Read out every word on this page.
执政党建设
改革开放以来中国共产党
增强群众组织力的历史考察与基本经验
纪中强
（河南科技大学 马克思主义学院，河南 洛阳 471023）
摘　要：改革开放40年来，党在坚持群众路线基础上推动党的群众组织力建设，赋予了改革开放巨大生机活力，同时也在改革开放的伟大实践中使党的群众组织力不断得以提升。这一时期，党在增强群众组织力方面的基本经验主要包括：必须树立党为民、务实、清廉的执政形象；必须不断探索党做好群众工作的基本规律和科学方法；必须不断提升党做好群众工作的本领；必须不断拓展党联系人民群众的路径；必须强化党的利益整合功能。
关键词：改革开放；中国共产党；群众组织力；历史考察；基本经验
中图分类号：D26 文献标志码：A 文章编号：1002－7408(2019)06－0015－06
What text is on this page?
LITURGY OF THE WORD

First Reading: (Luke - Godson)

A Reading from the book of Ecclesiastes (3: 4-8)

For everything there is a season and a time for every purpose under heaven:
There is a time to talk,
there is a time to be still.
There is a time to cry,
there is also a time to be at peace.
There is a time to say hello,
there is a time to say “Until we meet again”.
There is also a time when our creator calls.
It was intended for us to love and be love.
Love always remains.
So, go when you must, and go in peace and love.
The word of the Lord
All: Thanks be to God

....

§ WORK REQUIRED: Copy the entries above exactly, leaving none out.

§ EXPECTED OUTPUT:
Read out every word on this page.
执政党建设
改革开放以来中国共产党
增强群众组织力的历史考察与基本经验
纪中强
（河南科技大学 马克思主义学院，河南 洛阳 471023）
摘　要：改革开放40年来，党在坚持群众路线基础上推动党的群众组织力建设，赋予了改革开放巨大生机活力，同时也在改革开放的伟大实践中使党的群众组织力不断得以提升。这一时期，党在增强群众组织力方面的基本经验主要包括：必须树立党为民、务实、清廉的执政形象；必须不断探索党做好群众工作的基本规律和科学方法；必须不断提升党做好群众工作的本领；必须不断拓展党联系人民群众的路径；必须强化党的利益整合功能。
关键词：改革开放；中国共产党；群众组织力；历史考察；基本经验
中图分类号：D26 文献标志码：A 文章编号：1002－7408(2019)06－0015－06
What text is on this page?
LITURGY OF THE WORD

First Reading: (Luke - Godson)

A Reading from the book of Ecclesiastes (3: 4-8)

For everything there is a season and a time for every purpose under heaven:
There is a time to talk,
there is a time to be still.
There is a time to cry,
there is also a time to be at peace.
There is a time to say hello,
there is a time to say “Until we meet again”.
There is also a time when our creator calls.
It was intended for us to love and be love.
Love always remains.
So, go when you must, and go in peace and love.
The word of the Lord
All: Thanks be to God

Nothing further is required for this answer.